> **Dataset listings of figures**:
━━━━━━━━━━━━━━━━━━━━━━━━━━━━━━
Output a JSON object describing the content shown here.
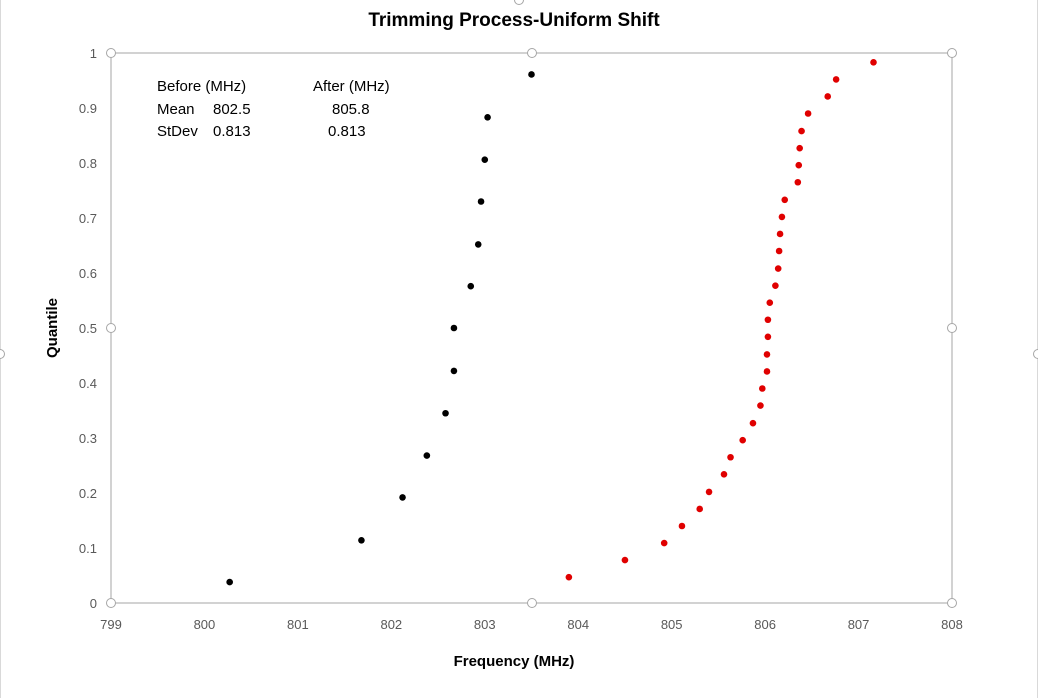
{
  "chart_data": {
    "type": "scatter",
    "title": "Trimming Process-Uniform Shift",
    "xlabel": "Frequency (MHz)",
    "ylabel": "Quantile",
    "xlim": [
      799,
      808
    ],
    "ylim": [
      0,
      1
    ],
    "x_ticks": [
      799,
      800,
      801,
      802,
      803,
      804,
      805,
      806,
      807,
      808
    ],
    "y_ticks": [
      0,
      0.1,
      0.2,
      0.3,
      0.4,
      0.5,
      0.6,
      0.7,
      0.8,
      0.9,
      1
    ],
    "grid": false,
    "legend": "none",
    "series": [
      {
        "color": "#000000",
        "points": [
          [
            800.27,
            0.038
          ],
          [
            801.68,
            0.114
          ],
          [
            802.12,
            0.192
          ],
          [
            802.38,
            0.268
          ],
          [
            802.58,
            0.345
          ],
          [
            802.67,
            0.422
          ],
          [
            802.67,
            0.5
          ],
          [
            802.85,
            0.576
          ],
          [
            802.93,
            0.652
          ],
          [
            802.96,
            0.73
          ],
          [
            803.0,
            0.806
          ],
          [
            803.03,
            0.883
          ],
          [
            803.5,
            0.961
          ]
        ]
      },
      {
        "color": "#e00000",
        "points": [
          [
            803.9,
            0.047
          ],
          [
            804.5,
            0.078
          ],
          [
            804.92,
            0.109
          ],
          [
            805.11,
            0.14
          ],
          [
            805.3,
            0.171
          ],
          [
            805.4,
            0.202
          ],
          [
            805.56,
            0.234
          ],
          [
            805.63,
            0.265
          ],
          [
            805.76,
            0.296
          ],
          [
            805.87,
            0.327
          ],
          [
            805.95,
            0.359
          ],
          [
            805.97,
            0.39
          ],
          [
            806.02,
            0.421
          ],
          [
            806.02,
            0.452
          ],
          [
            806.03,
            0.484
          ],
          [
            806.03,
            0.515
          ],
          [
            806.05,
            0.546
          ],
          [
            806.11,
            0.577
          ],
          [
            806.14,
            0.608
          ],
          [
            806.15,
            0.64
          ],
          [
            806.16,
            0.671
          ],
          [
            806.18,
            0.702
          ],
          [
            806.21,
            0.733
          ],
          [
            806.35,
            0.765
          ],
          [
            806.36,
            0.796
          ],
          [
            806.37,
            0.827
          ],
          [
            806.39,
            0.858
          ],
          [
            806.46,
            0.89
          ],
          [
            806.67,
            0.921
          ],
          [
            806.76,
            0.952
          ],
          [
            807.16,
            0.983
          ]
        ]
      }
    ],
    "annotations": [
      {
        "id": "before-header",
        "text": "Before (MHz)"
      },
      {
        "id": "after-header",
        "text": "After (MHz)"
      },
      {
        "id": "mean-label",
        "text": "Mean"
      },
      {
        "id": "mean-before",
        "text": "802.5"
      },
      {
        "id": "mean-after",
        "text": "805.8"
      },
      {
        "id": "stdev-label",
        "text": "StDev"
      },
      {
        "id": "stdev-before",
        "text": "0.813"
      },
      {
        "id": "stdev-after",
        "text": "0.813"
      }
    ]
  }
}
━━━━━━━━━━━━━━━━━━━━━━━━━━━━━━
> **AIM OF THE EXERCISE**:
Repeat the data exactly, without the pictures.

> **RESULT OF THIS EXERCISE**:
Output a JSON object describing the content shown here.
{
  "chart_data": {
    "type": "scatter",
    "title": "Trimming Process-Uniform Shift",
    "xlabel": "Frequency (MHz)",
    "ylabel": "Quantile",
    "xlim": [
      799,
      808
    ],
    "ylim": [
      0,
      1
    ],
    "x_ticks": [
      799,
      800,
      801,
      802,
      803,
      804,
      805,
      806,
      807,
      808
    ],
    "y_ticks": [
      0,
      0.1,
      0.2,
      0.3,
      0.4,
      0.5,
      0.6,
      0.7,
      0.8,
      0.9,
      1
    ],
    "grid": false,
    "legend": "none",
    "series": [
      {
        "color": "#000000",
        "points": [
          [
            800.27,
            0.038
          ],
          [
            801.68,
            0.114
          ],
          [
            802.12,
            0.192
          ],
          [
            802.38,
            0.268
          ],
          [
            802.58,
            0.345
          ],
          [
            802.67,
            0.422
          ],
          [
            802.67,
            0.5
          ],
          [
            802.85,
            0.576
          ],
          [
            802.93,
            0.652
          ],
          [
            802.96,
            0.73
          ],
          [
            803.0,
            0.806
          ],
          [
            803.03,
            0.883
          ],
          [
            803.5,
            0.961
          ]
        ]
      },
      {
        "color": "#e00000",
        "points": [
          [
            803.9,
            0.047
          ],
          [
            804.5,
            0.078
          ],
          [
            804.92,
            0.109
          ],
          [
            805.11,
            0.14
          ],
          [
            805.3,
            0.171
          ],
          [
            805.4,
            0.202
          ],
          [
            805.56,
            0.234
          ],
          [
            805.63,
            0.265
          ],
          [
            805.76,
            0.296
          ],
          [
            805.87,
            0.327
          ],
          [
            805.95,
            0.359
          ],
          [
            805.97,
            0.39
          ],
          [
            806.02,
            0.421
          ],
          [
            806.02,
            0.452
          ],
          [
            806.03,
            0.484
          ],
          [
            806.03,
            0.515
          ],
          [
            806.05,
            0.546
          ],
          [
            806.11,
            0.577
          ],
          [
            806.14,
            0.608
          ],
          [
            806.15,
            0.64
          ],
          [
            806.16,
            0.671
          ],
          [
            806.18,
            0.702
          ],
          [
            806.21,
            0.733
          ],
          [
            806.35,
            0.765
          ],
          [
            806.36,
            0.796
          ],
          [
            806.37,
            0.827
          ],
          [
            806.39,
            0.858
          ],
          [
            806.46,
            0.89
          ],
          [
            806.67,
            0.921
          ],
          [
            806.76,
            0.952
          ],
          [
            807.16,
            0.983
          ]
        ]
      }
    ],
    "annotations": [
      {
        "id": "before-header",
        "text": "Before (MHz)"
      },
      {
        "id": "after-header",
        "text": "After (MHz)"
      },
      {
        "id": "mean-label",
        "text": "Mean"
      },
      {
        "id": "mean-before",
        "text": "802.5"
      },
      {
        "id": "mean-after",
        "text": "805.8"
      },
      {
        "id": "stdev-label",
        "text": "StDev"
      },
      {
        "id": "stdev-before",
        "text": "0.813"
      },
      {
        "id": "stdev-after",
        "text": "0.813"
      }
    ]
  }
}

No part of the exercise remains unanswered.